REQUEST: In the entries below, copy out verbatim the lines from the one containing "732, 384, 744]" through the one containing "capillaries or 6.1803.020 PTFE capillaries.", including both of those lines.

* start DATA IN THIS EXERCISE *

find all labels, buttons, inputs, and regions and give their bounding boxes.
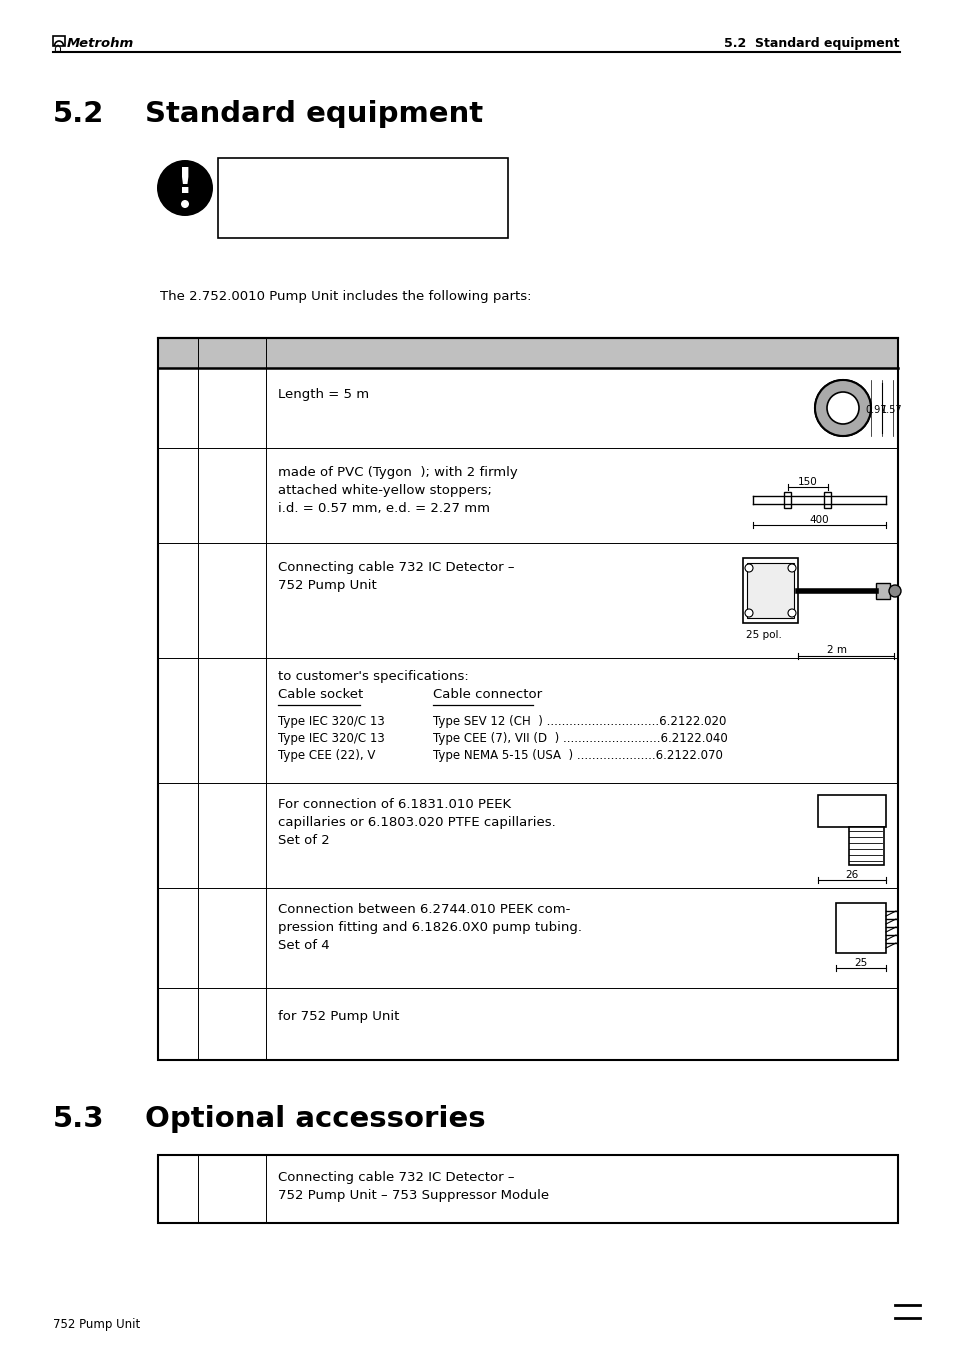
Text: Type IEC 320/C 13: Type IEC 320/C 13 bbox=[277, 732, 384, 744]
Text: 0.97: 0.97 bbox=[864, 405, 885, 415]
Text: Type CEE (22), V: Type CEE (22), V bbox=[277, 748, 375, 762]
Text: Cable connector: Cable connector bbox=[433, 688, 541, 701]
Bar bbox=[817, 794, 885, 827]
Bar bbox=[158, 988, 897, 1061]
Circle shape bbox=[826, 392, 858, 424]
Bar bbox=[875, 584, 889, 598]
Bar bbox=[742, 558, 797, 623]
Circle shape bbox=[181, 200, 189, 208]
Bar bbox=[835, 902, 885, 952]
Bar bbox=[158, 784, 897, 888]
Bar bbox=[848, 827, 883, 865]
Text: Optional accessories: Optional accessories bbox=[145, 1105, 485, 1133]
Circle shape bbox=[744, 563, 752, 571]
Circle shape bbox=[826, 392, 858, 424]
Text: for 752 Pump Unit: for 752 Pump Unit bbox=[277, 1011, 399, 1023]
Text: 26: 26 bbox=[844, 870, 858, 880]
Bar bbox=[158, 338, 897, 1061]
Text: made of PVC (Tygon  ); with 2 firmly
attached white-yellow stoppers;
i.d. = 0.57: made of PVC (Tygon ); with 2 firmly atta… bbox=[277, 466, 517, 515]
Text: Length = 5 m: Length = 5 m bbox=[277, 388, 369, 401]
Text: 5.2: 5.2 bbox=[53, 100, 104, 128]
Text: 400: 400 bbox=[809, 515, 828, 526]
Bar bbox=[158, 367, 897, 449]
Bar bbox=[53, 36, 65, 46]
Circle shape bbox=[814, 380, 870, 436]
Text: Type SEV 12 (CH  ) ..............................6.2122.020: Type SEV 12 (CH ) ......................… bbox=[433, 715, 725, 728]
Text: Cable socket: Cable socket bbox=[277, 688, 363, 701]
Text: 5.3: 5.3 bbox=[53, 1105, 105, 1133]
Bar bbox=[158, 1155, 897, 1223]
Bar bbox=[158, 888, 897, 988]
Text: For connection of 6.1831.010 PEEK
capillaries or 6.1803.020 PTFE capillaries.
Se: For connection of 6.1831.010 PEEK capill… bbox=[277, 798, 556, 847]
Text: 25: 25 bbox=[854, 958, 866, 969]
Text: Connecting cable 732 IC Detector –
752 Pump Unit – 753 Suppressor Module: Connecting cable 732 IC Detector – 752 P… bbox=[277, 1171, 549, 1202]
Text: Metrohm: Metrohm bbox=[67, 36, 134, 50]
Text: 25 pol.: 25 pol. bbox=[745, 630, 781, 640]
Bar bbox=[158, 658, 897, 784]
Text: 752 Pump Unit: 752 Pump Unit bbox=[53, 1319, 140, 1331]
Bar bbox=[823, 492, 831, 508]
Circle shape bbox=[744, 609, 752, 617]
Text: 1.57: 1.57 bbox=[880, 405, 902, 415]
Circle shape bbox=[157, 159, 213, 216]
Text: to customer's specifications:: to customer's specifications: bbox=[277, 670, 468, 684]
Text: The 2.752.0010 Pump Unit includes the following parts:: The 2.752.0010 Pump Unit includes the fo… bbox=[160, 290, 531, 303]
Text: Connection between 6.2744.010 PEEK com-
pression fitting and 6.1826.0X0 pump tub: Connection between 6.2744.010 PEEK com- … bbox=[277, 902, 581, 952]
Bar bbox=[158, 543, 897, 658]
Bar bbox=[218, 158, 507, 238]
Bar bbox=[158, 338, 897, 367]
Text: Type CEE (7), VII (D  ) ..........................6.2122.040: Type CEE (7), VII (D ) .................… bbox=[433, 732, 727, 744]
Text: 150: 150 bbox=[798, 477, 817, 488]
Circle shape bbox=[787, 563, 795, 571]
Circle shape bbox=[888, 585, 900, 597]
Text: Type NEMA 5-15 (USA  ) .....................6.2122.070: Type NEMA 5-15 (USA ) ..................… bbox=[433, 748, 722, 762]
Circle shape bbox=[814, 380, 870, 436]
Bar bbox=[158, 449, 897, 543]
Circle shape bbox=[787, 609, 795, 617]
Text: Connecting cable 732 IC Detector –
752 Pump Unit: Connecting cable 732 IC Detector – 752 P… bbox=[277, 561, 514, 592]
Text: !: ! bbox=[176, 166, 193, 200]
Text: ⌂: ⌂ bbox=[53, 42, 61, 55]
Text: 5.2  Standard equipment: 5.2 Standard equipment bbox=[723, 36, 899, 50]
Text: Standard equipment: Standard equipment bbox=[145, 100, 482, 128]
Bar bbox=[783, 492, 791, 508]
Bar bbox=[746, 563, 793, 617]
Text: Type IEC 320/C 13: Type IEC 320/C 13 bbox=[277, 715, 384, 728]
Text: 2 m: 2 m bbox=[826, 644, 846, 655]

* end DATA IN THIS EXERCISE *

ANSWER TO THE PROBLEM:
Text: Type IEC 320/C 13: Type IEC 320/C 13 bbox=[277, 732, 384, 744]
Text: 0.97: 0.97 bbox=[864, 405, 885, 415]
Text: Type CEE (22), V: Type CEE (22), V bbox=[277, 748, 375, 762]
Text: Cable connector: Cable connector bbox=[433, 688, 541, 701]
Bar bbox=[817, 794, 885, 827]
Bar bbox=[158, 988, 897, 1061]
Circle shape bbox=[826, 392, 858, 424]
Bar bbox=[875, 584, 889, 598]
Bar bbox=[742, 558, 797, 623]
Circle shape bbox=[181, 200, 189, 208]
Bar bbox=[835, 902, 885, 952]
Bar bbox=[158, 784, 897, 888]
Bar bbox=[848, 827, 883, 865]
Text: Optional accessories: Optional accessories bbox=[145, 1105, 485, 1133]
Circle shape bbox=[744, 563, 752, 571]
Circle shape bbox=[826, 392, 858, 424]
Text: for 752 Pump Unit: for 752 Pump Unit bbox=[277, 1011, 399, 1023]
Text: 26: 26 bbox=[844, 870, 858, 880]
Bar bbox=[158, 338, 897, 1061]
Text: made of PVC (Tygon  ); with 2 firmly
attached white-yellow stoppers;
i.d. = 0.57: made of PVC (Tygon ); with 2 firmly atta… bbox=[277, 466, 517, 515]
Text: Length = 5 m: Length = 5 m bbox=[277, 388, 369, 401]
Text: 5.2: 5.2 bbox=[53, 100, 104, 128]
Text: 400: 400 bbox=[809, 515, 828, 526]
Bar bbox=[158, 367, 897, 449]
Bar bbox=[53, 36, 65, 46]
Circle shape bbox=[814, 380, 870, 436]
Text: Type SEV 12 (CH  ) ..............................6.2122.020: Type SEV 12 (CH ) ......................… bbox=[433, 715, 725, 728]
Text: Cable socket: Cable socket bbox=[277, 688, 363, 701]
Text: 5.3: 5.3 bbox=[53, 1105, 105, 1133]
Bar bbox=[158, 1155, 897, 1223]
Bar bbox=[158, 888, 897, 988]
Text: For connection of 6.1831.010 PEEK
capillaries or 6.1803.020 PTFE capillaries.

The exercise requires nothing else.